_Problem details_
Write down each entry again, exactly as it reads.

— Begin Data provided —

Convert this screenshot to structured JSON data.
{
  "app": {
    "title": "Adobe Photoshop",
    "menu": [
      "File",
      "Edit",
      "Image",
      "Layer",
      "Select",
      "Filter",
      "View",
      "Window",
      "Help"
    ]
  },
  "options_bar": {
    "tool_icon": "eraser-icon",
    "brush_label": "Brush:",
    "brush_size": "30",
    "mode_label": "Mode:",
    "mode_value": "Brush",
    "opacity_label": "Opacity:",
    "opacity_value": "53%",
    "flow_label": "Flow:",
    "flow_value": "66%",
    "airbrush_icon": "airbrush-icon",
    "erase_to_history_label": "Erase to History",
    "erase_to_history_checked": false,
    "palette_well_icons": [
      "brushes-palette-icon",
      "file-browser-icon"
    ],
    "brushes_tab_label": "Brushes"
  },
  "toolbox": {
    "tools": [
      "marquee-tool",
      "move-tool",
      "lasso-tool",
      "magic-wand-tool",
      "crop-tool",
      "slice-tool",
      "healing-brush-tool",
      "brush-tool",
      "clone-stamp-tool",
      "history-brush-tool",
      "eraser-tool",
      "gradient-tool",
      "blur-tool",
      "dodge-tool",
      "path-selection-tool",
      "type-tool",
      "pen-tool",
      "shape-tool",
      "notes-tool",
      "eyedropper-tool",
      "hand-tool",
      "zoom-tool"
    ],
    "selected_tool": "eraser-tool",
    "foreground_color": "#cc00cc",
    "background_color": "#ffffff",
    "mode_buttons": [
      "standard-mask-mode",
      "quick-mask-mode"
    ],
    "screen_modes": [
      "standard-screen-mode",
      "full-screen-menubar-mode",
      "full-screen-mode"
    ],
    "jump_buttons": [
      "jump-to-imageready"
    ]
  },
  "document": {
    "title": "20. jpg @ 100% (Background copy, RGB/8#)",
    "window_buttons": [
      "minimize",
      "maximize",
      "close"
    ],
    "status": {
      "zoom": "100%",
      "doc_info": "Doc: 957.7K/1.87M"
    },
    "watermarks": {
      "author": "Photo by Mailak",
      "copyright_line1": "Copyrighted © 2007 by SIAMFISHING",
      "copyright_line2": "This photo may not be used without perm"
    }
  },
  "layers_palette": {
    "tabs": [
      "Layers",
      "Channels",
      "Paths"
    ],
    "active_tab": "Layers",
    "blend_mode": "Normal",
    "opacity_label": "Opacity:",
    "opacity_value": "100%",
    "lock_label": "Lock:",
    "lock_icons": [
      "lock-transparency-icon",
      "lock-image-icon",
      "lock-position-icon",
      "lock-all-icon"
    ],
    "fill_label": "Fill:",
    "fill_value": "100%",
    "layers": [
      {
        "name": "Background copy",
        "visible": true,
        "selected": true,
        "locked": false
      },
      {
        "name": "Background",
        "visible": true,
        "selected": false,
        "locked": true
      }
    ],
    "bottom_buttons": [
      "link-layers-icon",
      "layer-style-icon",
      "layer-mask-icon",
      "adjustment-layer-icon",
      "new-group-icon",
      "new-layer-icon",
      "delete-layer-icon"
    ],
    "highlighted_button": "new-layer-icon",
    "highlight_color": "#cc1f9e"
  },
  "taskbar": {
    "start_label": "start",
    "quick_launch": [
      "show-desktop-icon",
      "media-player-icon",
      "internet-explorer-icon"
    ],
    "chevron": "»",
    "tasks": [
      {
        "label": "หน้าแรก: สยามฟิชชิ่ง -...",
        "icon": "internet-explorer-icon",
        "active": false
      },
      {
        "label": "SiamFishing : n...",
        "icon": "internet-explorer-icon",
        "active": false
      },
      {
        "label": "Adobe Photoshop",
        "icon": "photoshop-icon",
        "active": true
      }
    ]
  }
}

— End Data provided —

_Task answer_
Convert this screenshot to structured JSON data.
{
  "app": {
    "title": "Adobe Photoshop",
    "menu": [
      "File",
      "Edit",
      "Image",
      "Layer",
      "Select",
      "Filter",
      "View",
      "Window",
      "Help"
    ]
  },
  "options_bar": {
    "tool_icon": "eraser-icon",
    "brush_label": "Brush:",
    "brush_size": "30",
    "mode_label": "Mode:",
    "mode_value": "Brush",
    "opacity_label": "Opacity:",
    "opacity_value": "53%",
    "flow_label": "Flow:",
    "flow_value": "66%",
    "airbrush_icon": "airbrush-icon",
    "erase_to_history_label": "Erase to History",
    "erase_to_history_checked": false,
    "palette_well_icons": [
      "brushes-palette-icon",
      "file-browser-icon"
    ],
    "brushes_tab_label": "Brushes"
  },
  "toolbox": {
    "tools": [
      "marquee-tool",
      "move-tool",
      "lasso-tool",
      "magic-wand-tool",
      "crop-tool",
      "slice-tool",
      "healing-brush-tool",
      "brush-tool",
      "clone-stamp-tool",
      "history-brush-tool",
      "eraser-tool",
      "gradient-tool",
      "blur-tool",
      "dodge-tool",
      "path-selection-tool",
      "type-tool",
      "pen-tool",
      "shape-tool",
      "notes-tool",
      "eyedropper-tool",
      "hand-tool",
      "zoom-tool"
    ],
    "selected_tool": "eraser-tool",
    "foreground_color": "#cc00cc",
    "background_color": "#ffffff",
    "mode_buttons": [
      "standard-mask-mode",
      "quick-mask-mode"
    ],
    "screen_modes": [
      "standard-screen-mode",
      "full-screen-menubar-mode",
      "full-screen-mode"
    ],
    "jump_buttons": [
      "jump-to-imageready"
    ]
  },
  "document": {
    "title": "20. jpg @ 100% (Background copy, RGB/8#)",
    "window_buttons": [
      "minimize",
      "maximize",
      "close"
    ],
    "status": {
      "zoom": "100%",
      "doc_info": "Doc: 957.7K/1.87M"
    },
    "watermarks": {
      "author": "Photo by Mailak",
      "copyright_line1": "Copyrighted © 2007 by SIAMFISHING",
      "copyright_line2": "This photo may not be used without perm"
    }
  },
  "layers_palette": {
    "tabs": [
      "Layers",
      "Channels",
      "Paths"
    ],
    "active_tab": "Layers",
    "blend_mode": "Normal",
    "opacity_label": "Opacity:",
    "opacity_value": "100%",
    "lock_label": "Lock:",
    "lock_icons": [
      "lock-transparency-icon",
      "lock-image-icon",
      "lock-position-icon",
      "lock-all-icon"
    ],
    "fill_label": "Fill:",
    "fill_value": "100%",
    "layers": [
      {
        "name": "Background copy",
        "visible": true,
        "selected": true,
        "locked": false
      },
      {
        "name": "Background",
        "visible": true,
        "selected": false,
        "locked": true
      }
    ],
    "bottom_buttons": [
      "link-layers-icon",
      "layer-style-icon",
      "layer-mask-icon",
      "adjustment-layer-icon",
      "new-group-icon",
      "new-layer-icon",
      "delete-layer-icon"
    ],
    "highlighted_button": "new-layer-icon",
    "highlight_color": "#cc1f9e"
  },
  "taskbar": {
    "start_label": "start",
    "quick_launch": [
      "show-desktop-icon",
      "media-player-icon",
      "internet-explorer-icon"
    ],
    "chevron": "»",
    "tasks": [
      {
        "label": "หน้าแรก: สยามฟิชชิ่ง -...",
        "icon": "internet-explorer-icon",
        "active": false
      },
      {
        "label": "SiamFishing : n...",
        "icon": "internet-explorer-icon",
        "active": false
      },
      {
        "label": "Adobe Photoshop",
        "icon": "photoshop-icon",
        "active": true
      }
    ]
  }
}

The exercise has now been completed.